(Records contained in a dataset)

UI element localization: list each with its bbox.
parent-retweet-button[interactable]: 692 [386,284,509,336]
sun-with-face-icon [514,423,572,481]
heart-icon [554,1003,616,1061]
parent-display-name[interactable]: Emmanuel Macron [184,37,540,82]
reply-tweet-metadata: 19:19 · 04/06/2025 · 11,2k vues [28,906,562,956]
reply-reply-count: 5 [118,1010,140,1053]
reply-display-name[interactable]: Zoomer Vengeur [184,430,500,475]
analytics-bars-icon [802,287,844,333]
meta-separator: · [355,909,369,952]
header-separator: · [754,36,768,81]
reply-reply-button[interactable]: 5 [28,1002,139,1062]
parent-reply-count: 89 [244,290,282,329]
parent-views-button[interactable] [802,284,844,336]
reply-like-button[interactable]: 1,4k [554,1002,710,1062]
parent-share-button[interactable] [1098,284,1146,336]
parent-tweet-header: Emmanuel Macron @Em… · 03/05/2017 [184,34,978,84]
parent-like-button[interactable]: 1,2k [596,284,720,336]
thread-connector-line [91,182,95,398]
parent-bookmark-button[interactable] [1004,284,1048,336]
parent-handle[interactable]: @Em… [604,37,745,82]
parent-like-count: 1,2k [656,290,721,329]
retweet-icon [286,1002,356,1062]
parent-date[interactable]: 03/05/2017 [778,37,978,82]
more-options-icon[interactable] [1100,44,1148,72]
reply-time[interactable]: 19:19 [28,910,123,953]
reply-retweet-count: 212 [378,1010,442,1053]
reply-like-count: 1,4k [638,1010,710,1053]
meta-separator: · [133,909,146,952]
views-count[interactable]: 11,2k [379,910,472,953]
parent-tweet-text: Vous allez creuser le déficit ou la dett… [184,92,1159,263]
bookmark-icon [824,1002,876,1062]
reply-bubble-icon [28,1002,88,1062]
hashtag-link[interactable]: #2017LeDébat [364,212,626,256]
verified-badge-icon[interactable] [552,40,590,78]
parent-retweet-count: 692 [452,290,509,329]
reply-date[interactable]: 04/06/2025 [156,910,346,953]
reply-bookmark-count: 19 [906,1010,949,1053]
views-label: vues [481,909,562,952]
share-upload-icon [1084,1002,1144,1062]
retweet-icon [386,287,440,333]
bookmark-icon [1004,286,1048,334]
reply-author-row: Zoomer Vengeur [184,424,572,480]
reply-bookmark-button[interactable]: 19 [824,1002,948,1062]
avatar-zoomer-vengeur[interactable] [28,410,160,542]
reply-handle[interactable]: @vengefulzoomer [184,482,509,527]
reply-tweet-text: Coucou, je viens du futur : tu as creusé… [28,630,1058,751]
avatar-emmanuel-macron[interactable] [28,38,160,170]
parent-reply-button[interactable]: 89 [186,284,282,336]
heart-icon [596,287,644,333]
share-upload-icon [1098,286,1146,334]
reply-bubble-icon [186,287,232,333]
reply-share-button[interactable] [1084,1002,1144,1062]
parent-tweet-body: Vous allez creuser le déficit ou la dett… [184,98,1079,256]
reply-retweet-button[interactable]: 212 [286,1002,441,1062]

* WHAT IS REQUIRED
In the data above, switch every "heart-icon" to "like-icon" and leave everything else unchanged.

* ANSWER TO THIS EXERCISE
UI element localization: list each with its bbox.
parent-retweet-button[interactable]: 692 [386,284,509,336]
sun-with-face-icon [514,423,572,481]
like-icon [554,1003,616,1061]
parent-display-name[interactable]: Emmanuel Macron [184,37,540,82]
reply-tweet-metadata: 19:19 · 04/06/2025 · 11,2k vues [28,906,562,956]
reply-reply-count: 5 [118,1010,140,1053]
reply-display-name[interactable]: Zoomer Vengeur [184,430,500,475]
analytics-bars-icon [802,287,844,333]
meta-separator: · [355,909,369,952]
header-separator: · [754,36,768,81]
reply-reply-button[interactable]: 5 [28,1002,139,1062]
parent-reply-count: 89 [244,290,282,329]
parent-views-button[interactable] [802,284,844,336]
reply-like-button[interactable]: 1,4k [554,1002,710,1062]
parent-share-button[interactable] [1098,284,1146,336]
parent-tweet-header: Emmanuel Macron @Em… · 03/05/2017 [184,34,978,84]
parent-like-button[interactable]: 1,2k [596,284,720,336]
thread-connector-line [91,182,95,398]
parent-bookmark-button[interactable] [1004,284,1048,336]
parent-handle[interactable]: @Em… [604,37,745,82]
parent-like-count: 1,2k [656,290,721,329]
retweet-icon [286,1002,356,1062]
parent-date[interactable]: 03/05/2017 [778,37,978,82]
more-options-icon[interactable] [1100,44,1148,72]
reply-time[interactable]: 19:19 [28,910,123,953]
reply-retweet-count: 212 [378,1010,442,1053]
reply-like-count: 1,4k [638,1010,710,1053]
meta-separator: · [133,909,146,952]
views-count[interactable]: 11,2k [379,910,472,953]
parent-tweet-text: Vous allez creuser le déficit ou la dett… [184,92,1159,263]
bookmark-icon [824,1002,876,1062]
reply-bubble-icon [28,1002,88,1062]
hashtag-link[interactable]: #2017LeDébat [364,212,626,256]
verified-badge-icon[interactable] [552,40,590,78]
parent-retweet-count: 692 [452,290,509,329]
reply-date[interactable]: 04/06/2025 [156,910,346,953]
reply-bookmark-count: 19 [906,1010,949,1053]
views-label: vues [481,909,562,952]
share-upload-icon [1084,1002,1144,1062]
retweet-icon [386,287,440,333]
bookmark-icon [1004,286,1048,334]
reply-author-row: Zoomer Vengeur [184,424,572,480]
reply-bookmark-button[interactable]: 19 [824,1002,948,1062]
avatar-zoomer-vengeur[interactable] [28,410,160,542]
reply-handle[interactable]: @vengefulzoomer [184,482,509,527]
reply-tweet-text: Coucou, je viens du futur : tu as creusé… [28,630,1058,751]
avatar-emmanuel-macron[interactable] [28,38,160,170]
parent-reply-button[interactable]: 89 [186,284,282,336]
like-icon [596,287,644,333]
share-upload-icon [1098,286,1146,334]
reply-bubble-icon [186,287,232,333]
reply-share-button[interactable] [1084,1002,1144,1062]
parent-tweet-body: Vous allez creuser le déficit ou la dett… [184,98,1079,256]
reply-retweet-button[interactable]: 212 [286,1002,441,1062]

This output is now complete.